** Start MATERIAL SHOWN **
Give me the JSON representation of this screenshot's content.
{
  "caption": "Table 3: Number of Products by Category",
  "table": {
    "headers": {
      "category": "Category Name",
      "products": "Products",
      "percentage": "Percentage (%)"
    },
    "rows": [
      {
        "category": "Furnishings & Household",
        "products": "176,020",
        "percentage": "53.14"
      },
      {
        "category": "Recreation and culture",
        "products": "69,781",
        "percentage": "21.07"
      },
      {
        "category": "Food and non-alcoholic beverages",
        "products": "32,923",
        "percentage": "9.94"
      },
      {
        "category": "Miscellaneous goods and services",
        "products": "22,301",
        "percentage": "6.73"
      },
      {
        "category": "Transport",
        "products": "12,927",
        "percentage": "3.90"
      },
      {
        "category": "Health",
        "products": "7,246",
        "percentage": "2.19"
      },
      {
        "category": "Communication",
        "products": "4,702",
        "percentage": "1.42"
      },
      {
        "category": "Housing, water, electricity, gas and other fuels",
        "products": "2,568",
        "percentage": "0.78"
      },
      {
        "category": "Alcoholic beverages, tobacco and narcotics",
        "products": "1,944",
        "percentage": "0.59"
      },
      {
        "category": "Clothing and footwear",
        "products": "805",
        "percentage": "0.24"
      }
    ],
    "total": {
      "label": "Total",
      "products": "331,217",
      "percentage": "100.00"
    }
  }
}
** End MATERIAL SHOWN **
** Start MATERIAL SHOWN **
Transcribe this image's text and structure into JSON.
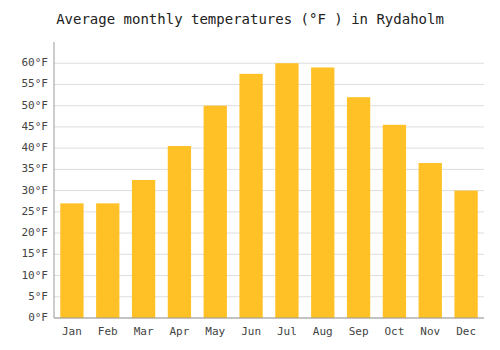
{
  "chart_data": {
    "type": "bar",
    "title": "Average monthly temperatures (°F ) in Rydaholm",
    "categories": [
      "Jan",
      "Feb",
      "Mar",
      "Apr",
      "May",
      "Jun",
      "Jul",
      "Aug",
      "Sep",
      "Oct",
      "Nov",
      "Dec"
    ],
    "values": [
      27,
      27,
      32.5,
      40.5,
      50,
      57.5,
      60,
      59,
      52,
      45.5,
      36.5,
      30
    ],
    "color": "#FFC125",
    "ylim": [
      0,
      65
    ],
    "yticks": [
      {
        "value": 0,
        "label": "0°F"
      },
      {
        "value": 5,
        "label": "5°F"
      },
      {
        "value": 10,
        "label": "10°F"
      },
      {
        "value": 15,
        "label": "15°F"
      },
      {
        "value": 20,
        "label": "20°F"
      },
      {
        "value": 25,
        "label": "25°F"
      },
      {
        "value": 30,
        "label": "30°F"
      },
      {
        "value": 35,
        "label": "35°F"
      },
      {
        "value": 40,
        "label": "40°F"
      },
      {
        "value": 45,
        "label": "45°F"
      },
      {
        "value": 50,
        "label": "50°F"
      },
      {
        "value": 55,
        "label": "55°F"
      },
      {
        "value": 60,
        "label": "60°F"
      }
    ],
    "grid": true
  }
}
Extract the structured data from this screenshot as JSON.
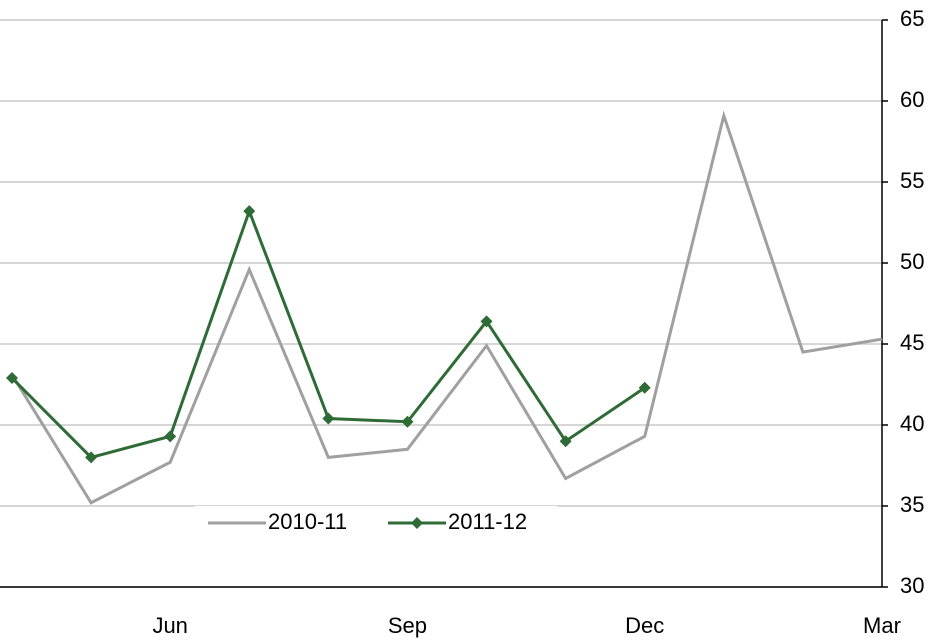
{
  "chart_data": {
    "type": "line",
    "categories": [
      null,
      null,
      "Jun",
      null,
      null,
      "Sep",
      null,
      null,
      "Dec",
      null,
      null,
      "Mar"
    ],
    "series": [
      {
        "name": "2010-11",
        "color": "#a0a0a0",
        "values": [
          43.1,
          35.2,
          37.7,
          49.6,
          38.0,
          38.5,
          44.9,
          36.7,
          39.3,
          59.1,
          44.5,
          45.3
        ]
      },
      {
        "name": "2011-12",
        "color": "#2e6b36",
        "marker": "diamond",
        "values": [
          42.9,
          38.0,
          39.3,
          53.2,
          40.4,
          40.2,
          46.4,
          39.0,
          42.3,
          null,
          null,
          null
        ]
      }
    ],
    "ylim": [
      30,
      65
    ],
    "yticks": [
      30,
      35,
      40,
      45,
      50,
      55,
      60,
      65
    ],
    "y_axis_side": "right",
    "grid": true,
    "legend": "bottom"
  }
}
** End MATERIAL SHOWN **
=== WHAT YOU WILL DO ===
Pick out all lines from the data above in which the word "beverages" appears.

=== TASK OUTPUT ===
        "category": "Food and non-alcoholic beverages",
        "category": "Alcoholic beverages, tobacco and narcotics",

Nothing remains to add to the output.